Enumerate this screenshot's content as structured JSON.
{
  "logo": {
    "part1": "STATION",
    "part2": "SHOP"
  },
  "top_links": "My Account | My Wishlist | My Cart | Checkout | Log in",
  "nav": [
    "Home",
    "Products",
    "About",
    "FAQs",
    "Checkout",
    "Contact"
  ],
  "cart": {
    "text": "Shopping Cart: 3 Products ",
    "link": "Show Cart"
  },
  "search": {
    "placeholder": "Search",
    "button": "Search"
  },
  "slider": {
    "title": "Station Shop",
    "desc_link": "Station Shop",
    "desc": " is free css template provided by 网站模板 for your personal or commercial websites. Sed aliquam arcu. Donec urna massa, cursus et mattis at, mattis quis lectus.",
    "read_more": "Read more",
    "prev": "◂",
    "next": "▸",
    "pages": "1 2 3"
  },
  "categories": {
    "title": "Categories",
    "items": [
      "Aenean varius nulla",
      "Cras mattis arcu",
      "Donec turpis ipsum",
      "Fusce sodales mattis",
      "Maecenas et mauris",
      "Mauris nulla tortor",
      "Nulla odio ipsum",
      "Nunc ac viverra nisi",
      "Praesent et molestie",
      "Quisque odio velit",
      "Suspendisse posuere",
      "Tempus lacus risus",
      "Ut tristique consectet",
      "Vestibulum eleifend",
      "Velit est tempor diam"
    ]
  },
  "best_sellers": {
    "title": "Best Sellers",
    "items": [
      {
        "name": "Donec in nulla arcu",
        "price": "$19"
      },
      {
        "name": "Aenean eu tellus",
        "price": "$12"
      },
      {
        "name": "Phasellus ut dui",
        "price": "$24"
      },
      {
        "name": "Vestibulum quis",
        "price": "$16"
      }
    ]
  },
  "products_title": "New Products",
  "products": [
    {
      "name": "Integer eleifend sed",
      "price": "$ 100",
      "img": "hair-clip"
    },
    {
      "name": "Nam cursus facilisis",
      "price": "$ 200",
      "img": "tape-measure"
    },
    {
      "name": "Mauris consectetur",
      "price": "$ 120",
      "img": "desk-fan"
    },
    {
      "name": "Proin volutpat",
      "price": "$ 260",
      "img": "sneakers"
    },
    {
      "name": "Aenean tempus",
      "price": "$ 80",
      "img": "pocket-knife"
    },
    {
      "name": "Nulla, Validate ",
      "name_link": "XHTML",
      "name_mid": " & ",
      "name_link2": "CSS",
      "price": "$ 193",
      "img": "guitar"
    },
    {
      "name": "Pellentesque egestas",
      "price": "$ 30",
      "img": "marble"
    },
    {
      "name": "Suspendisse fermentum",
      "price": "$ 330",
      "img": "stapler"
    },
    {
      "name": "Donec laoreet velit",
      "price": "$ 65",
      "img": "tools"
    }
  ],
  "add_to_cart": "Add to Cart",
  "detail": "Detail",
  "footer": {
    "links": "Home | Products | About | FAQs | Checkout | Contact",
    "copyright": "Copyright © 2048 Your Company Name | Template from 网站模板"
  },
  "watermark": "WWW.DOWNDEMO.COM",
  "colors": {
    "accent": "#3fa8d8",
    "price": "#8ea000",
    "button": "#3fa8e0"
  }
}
■ ■ ■ ■ ■ ■ ■
Set every line of the listing down word for word.

Enumerate this screenshot's content as structured JSON.
{
  "logo": {
    "part1": "STATION",
    "part2": "SHOP"
  },
  "top_links": "My Account | My Wishlist | My Cart | Checkout | Log in",
  "nav": [
    "Home",
    "Products",
    "About",
    "FAQs",
    "Checkout",
    "Contact"
  ],
  "cart": {
    "text": "Shopping Cart: 3 Products ",
    "link": "Show Cart"
  },
  "search": {
    "placeholder": "Search",
    "button": "Search"
  },
  "slider": {
    "title": "Station Shop",
    "desc_link": "Station Shop",
    "desc": " is free css template provided by 网站模板 for your personal or commercial websites. Sed aliquam arcu. Donec urna massa, cursus et mattis at, mattis quis lectus.",
    "read_more": "Read more",
    "prev": "◂",
    "next": "▸",
    "pages": "1 2 3"
  },
  "categories": {
    "title": "Categories",
    "items": [
      "Aenean varius nulla",
      "Cras mattis arcu",
      "Donec turpis ipsum",
      "Fusce sodales mattis",
      "Maecenas et mauris",
      "Mauris nulla tortor",
      "Nulla odio ipsum",
      "Nunc ac viverra nisi",
      "Praesent et molestie",
      "Quisque odio velit",
      "Suspendisse posuere",
      "Tempus lacus risus",
      "Ut tristique consectet",
      "Vestibulum eleifend",
      "Velit est tempor diam"
    ]
  },
  "best_sellers": {
    "title": "Best Sellers",
    "items": [
      {
        "name": "Donec in nulla arcu",
        "price": "$19"
      },
      {
        "name": "Aenean eu tellus",
        "price": "$12"
      },
      {
        "name": "Phasellus ut dui",
        "price": "$24"
      },
      {
        "name": "Vestibulum quis",
        "price": "$16"
      }
    ]
  },
  "products_title": "New Products",
  "products": [
    {
      "name": "Integer eleifend sed",
      "price": "$ 100",
      "img": "hair-clip"
    },
    {
      "name": "Nam cursus facilisis",
      "price": "$ 200",
      "img": "tape-measure"
    },
    {
      "name": "Mauris consectetur",
      "price": "$ 120",
      "img": "desk-fan"
    },
    {
      "name": "Proin volutpat",
      "price": "$ 260",
      "img": "sneakers"
    },
    {
      "name": "Aenean tempus",
      "price": "$ 80",
      "img": "pocket-knife"
    },
    {
      "name": "Nulla, Validate ",
      "name_link": "XHTML",
      "name_mid": " & ",
      "name_link2": "CSS",
      "price": "$ 193",
      "img": "guitar"
    },
    {
      "name": "Pellentesque egestas",
      "price": "$ 30",
      "img": "marble"
    },
    {
      "name": "Suspendisse fermentum",
      "price": "$ 330",
      "img": "stapler"
    },
    {
      "name": "Donec laoreet velit",
      "price": "$ 65",
      "img": "tools"
    }
  ],
  "add_to_cart": "Add to Cart",
  "detail": "Detail",
  "footer": {
    "links": "Home | Products | About | FAQs | Checkout | Contact",
    "copyright": "Copyright © 2048 Your Company Name | Template from 网站模板"
  },
  "watermark": "WWW.DOWNDEMO.COM",
  "colors": {
    "accent": "#3fa8d8",
    "price": "#8ea000",
    "button": "#3fa8e0"
  }
}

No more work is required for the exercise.